start

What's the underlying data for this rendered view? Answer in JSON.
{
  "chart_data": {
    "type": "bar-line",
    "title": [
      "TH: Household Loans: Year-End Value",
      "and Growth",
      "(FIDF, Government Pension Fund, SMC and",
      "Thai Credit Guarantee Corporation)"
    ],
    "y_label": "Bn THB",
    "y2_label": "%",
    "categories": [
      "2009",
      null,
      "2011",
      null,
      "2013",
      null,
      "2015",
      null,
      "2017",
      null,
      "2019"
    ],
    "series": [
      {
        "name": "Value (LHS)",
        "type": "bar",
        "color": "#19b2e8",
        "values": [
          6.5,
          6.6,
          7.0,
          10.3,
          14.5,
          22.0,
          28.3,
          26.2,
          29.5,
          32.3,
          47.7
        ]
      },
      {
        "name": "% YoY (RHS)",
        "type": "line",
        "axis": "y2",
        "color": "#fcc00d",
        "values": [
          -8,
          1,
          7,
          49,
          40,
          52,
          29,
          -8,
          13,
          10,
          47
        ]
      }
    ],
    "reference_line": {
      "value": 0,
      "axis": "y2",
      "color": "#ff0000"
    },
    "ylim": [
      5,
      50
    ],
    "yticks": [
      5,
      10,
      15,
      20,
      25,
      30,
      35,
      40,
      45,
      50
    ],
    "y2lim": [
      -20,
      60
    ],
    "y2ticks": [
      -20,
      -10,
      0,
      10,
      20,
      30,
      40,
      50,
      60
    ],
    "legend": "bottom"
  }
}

end

▸ What you are asked to do
Set down every record above exactly as given.

▸ Solution to this problem
What's the underlying data for this rendered view? Answer in JSON.
{
  "chart_data": {
    "type": "bar-line",
    "title": [
      "TH: Household Loans: Year-End Value",
      "and Growth",
      "(FIDF, Government Pension Fund, SMC and",
      "Thai Credit Guarantee Corporation)"
    ],
    "y_label": "Bn THB",
    "y2_label": "%",
    "categories": [
      "2009",
      null,
      "2011",
      null,
      "2013",
      null,
      "2015",
      null,
      "2017",
      null,
      "2019"
    ],
    "series": [
      {
        "name": "Value (LHS)",
        "type": "bar",
        "color": "#19b2e8",
        "values": [
          6.5,
          6.6,
          7.0,
          10.3,
          14.5,
          22.0,
          28.3,
          26.2,
          29.5,
          32.3,
          47.7
        ]
      },
      {
        "name": "% YoY (RHS)",
        "type": "line",
        "axis": "y2",
        "color": "#fcc00d",
        "values": [
          -8,
          1,
          7,
          49,
          40,
          52,
          29,
          -8,
          13,
          10,
          47
        ]
      }
    ],
    "reference_line": {
      "value": 0,
      "axis": "y2",
      "color": "#ff0000"
    },
    "ylim": [
      5,
      50
    ],
    "yticks": [
      5,
      10,
      15,
      20,
      25,
      30,
      35,
      40,
      45,
      50
    ],
    "y2lim": [
      -20,
      60
    ],
    "y2ticks": [
      -20,
      -10,
      0,
      10,
      20,
      30,
      40,
      50,
      60
    ],
    "legend": "bottom"
  }
}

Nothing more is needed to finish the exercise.